#### [GOAL]
Copy out each line that includes the word "JSON".

(Records about charts and figures)
## Start
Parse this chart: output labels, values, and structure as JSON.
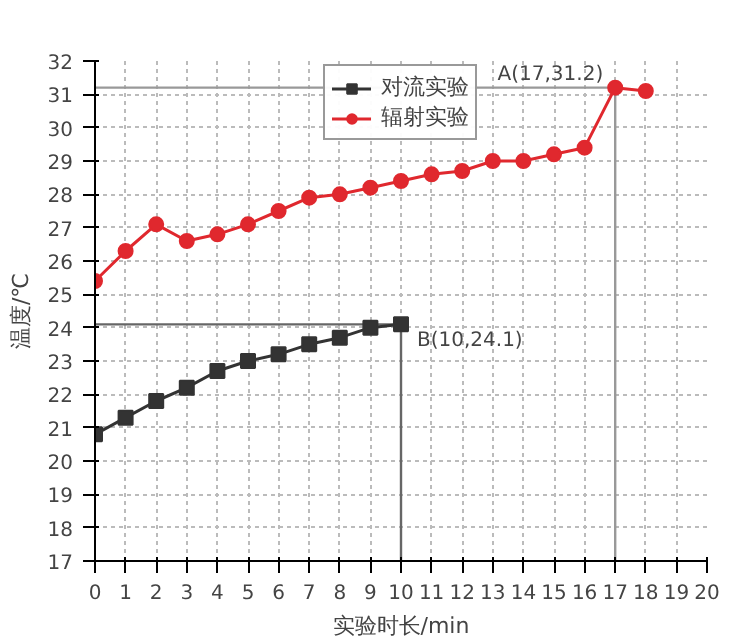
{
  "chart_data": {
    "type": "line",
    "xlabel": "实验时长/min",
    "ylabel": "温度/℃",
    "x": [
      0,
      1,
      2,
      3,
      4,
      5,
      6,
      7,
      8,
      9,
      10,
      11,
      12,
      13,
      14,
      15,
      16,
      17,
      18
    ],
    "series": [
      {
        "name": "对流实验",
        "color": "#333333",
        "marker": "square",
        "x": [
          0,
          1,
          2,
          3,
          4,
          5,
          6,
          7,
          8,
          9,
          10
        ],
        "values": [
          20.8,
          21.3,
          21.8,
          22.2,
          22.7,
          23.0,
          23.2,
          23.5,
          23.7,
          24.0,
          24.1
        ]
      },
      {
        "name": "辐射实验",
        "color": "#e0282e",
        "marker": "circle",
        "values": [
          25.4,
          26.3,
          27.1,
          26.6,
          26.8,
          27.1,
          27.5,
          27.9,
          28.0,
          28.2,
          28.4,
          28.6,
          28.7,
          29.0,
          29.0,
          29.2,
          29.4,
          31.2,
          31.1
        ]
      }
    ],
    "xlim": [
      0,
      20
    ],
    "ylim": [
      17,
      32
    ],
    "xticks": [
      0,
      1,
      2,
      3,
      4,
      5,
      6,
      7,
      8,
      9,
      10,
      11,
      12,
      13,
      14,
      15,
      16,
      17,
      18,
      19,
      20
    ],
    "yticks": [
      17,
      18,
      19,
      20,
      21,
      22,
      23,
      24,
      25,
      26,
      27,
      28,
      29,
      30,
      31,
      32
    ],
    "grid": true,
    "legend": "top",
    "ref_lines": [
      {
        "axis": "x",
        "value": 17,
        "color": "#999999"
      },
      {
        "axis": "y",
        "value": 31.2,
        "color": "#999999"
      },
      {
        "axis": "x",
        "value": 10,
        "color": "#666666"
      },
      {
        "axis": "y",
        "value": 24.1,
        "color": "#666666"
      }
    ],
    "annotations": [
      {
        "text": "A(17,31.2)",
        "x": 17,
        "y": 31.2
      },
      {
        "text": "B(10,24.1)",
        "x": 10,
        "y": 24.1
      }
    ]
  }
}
## End
## Start
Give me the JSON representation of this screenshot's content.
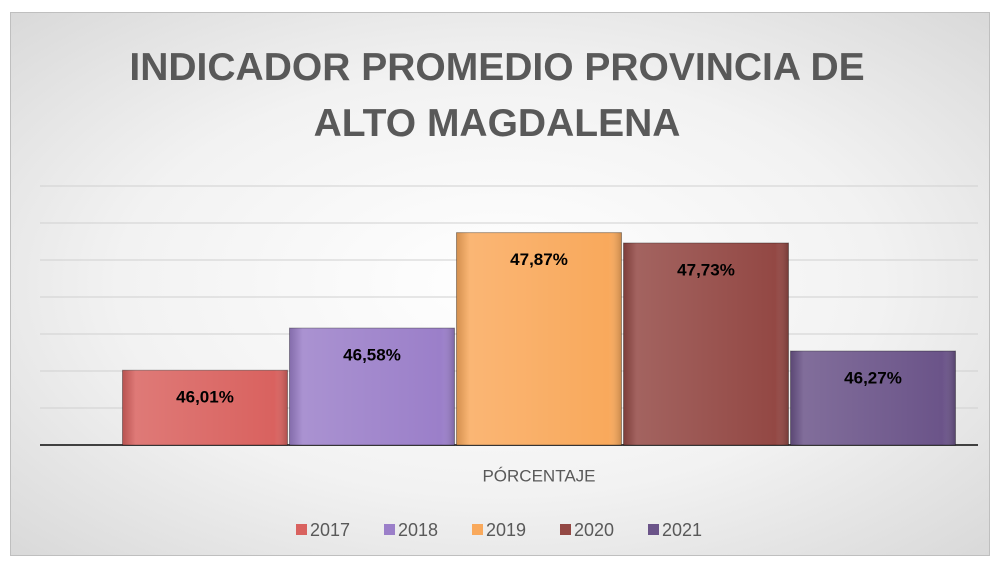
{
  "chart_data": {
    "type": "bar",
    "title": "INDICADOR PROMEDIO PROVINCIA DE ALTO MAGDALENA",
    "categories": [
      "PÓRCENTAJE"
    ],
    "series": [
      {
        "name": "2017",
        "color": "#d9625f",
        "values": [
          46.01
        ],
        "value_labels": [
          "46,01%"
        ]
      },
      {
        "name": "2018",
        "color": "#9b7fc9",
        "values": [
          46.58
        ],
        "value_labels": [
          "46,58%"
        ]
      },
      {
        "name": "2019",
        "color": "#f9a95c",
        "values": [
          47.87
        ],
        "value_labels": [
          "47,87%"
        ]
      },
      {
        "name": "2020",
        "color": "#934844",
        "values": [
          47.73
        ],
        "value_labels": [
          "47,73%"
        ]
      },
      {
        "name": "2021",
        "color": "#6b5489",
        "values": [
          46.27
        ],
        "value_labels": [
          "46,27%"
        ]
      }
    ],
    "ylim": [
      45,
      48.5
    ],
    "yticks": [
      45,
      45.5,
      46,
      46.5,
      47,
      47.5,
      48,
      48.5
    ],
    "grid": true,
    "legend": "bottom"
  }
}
## End
## Start
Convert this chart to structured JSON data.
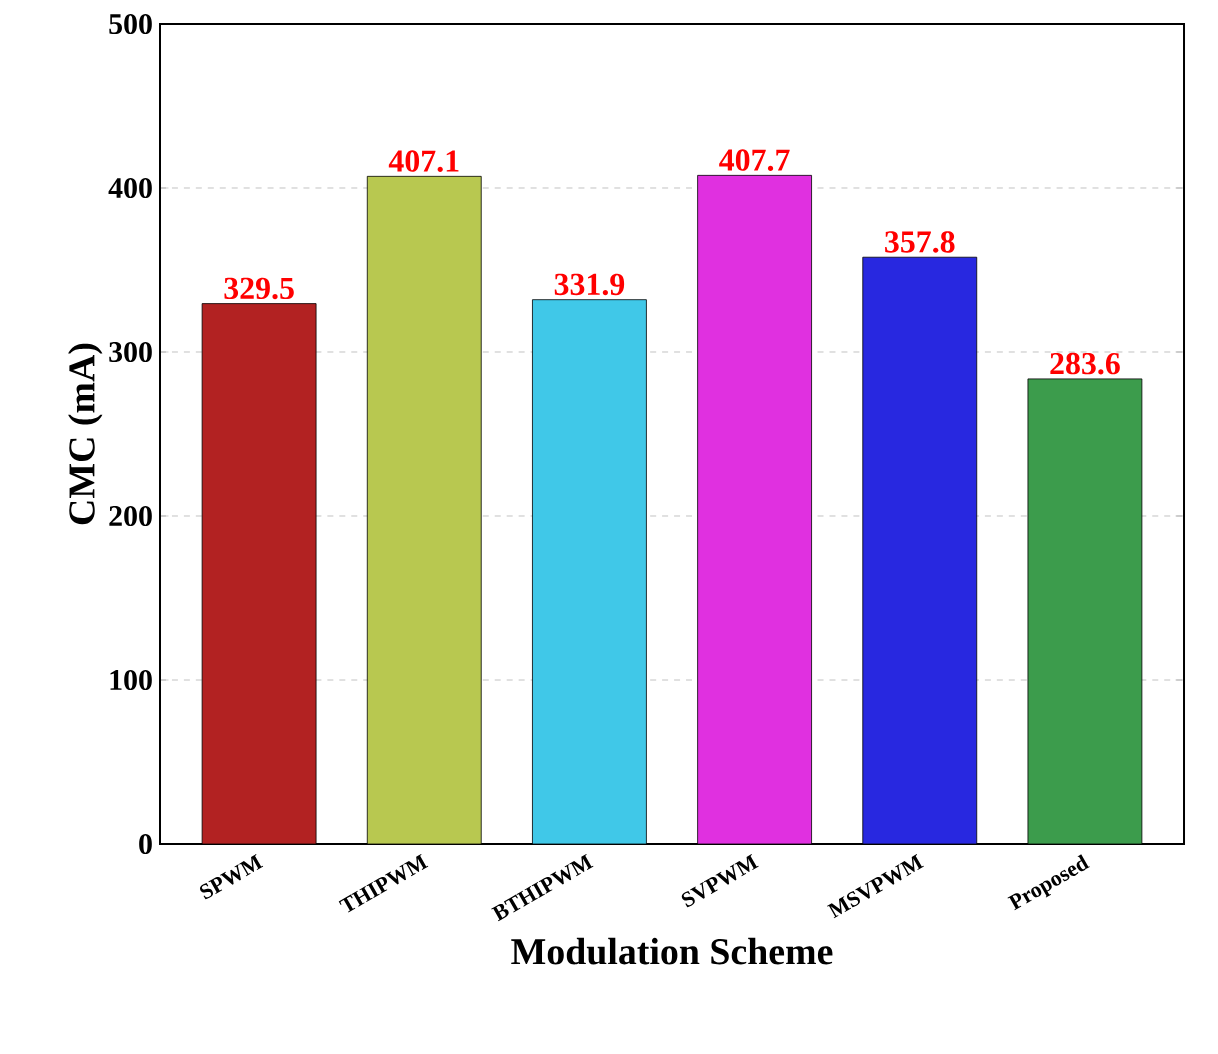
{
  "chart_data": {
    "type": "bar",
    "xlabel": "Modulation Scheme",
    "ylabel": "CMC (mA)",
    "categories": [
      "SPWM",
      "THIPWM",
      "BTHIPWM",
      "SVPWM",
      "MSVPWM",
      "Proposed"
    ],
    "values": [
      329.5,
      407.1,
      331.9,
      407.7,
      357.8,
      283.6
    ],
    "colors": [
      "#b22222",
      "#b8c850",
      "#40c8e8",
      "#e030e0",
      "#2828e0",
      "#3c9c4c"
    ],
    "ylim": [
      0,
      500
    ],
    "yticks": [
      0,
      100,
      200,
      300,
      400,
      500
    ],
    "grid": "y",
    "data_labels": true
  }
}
## End
#### [RESULT OF THE EXERCISE]
Parse this chart: output labels, values, and structure as JSON.
Give me the JSON representation of this screenshot's content.
Convert this chart to structured JSON data.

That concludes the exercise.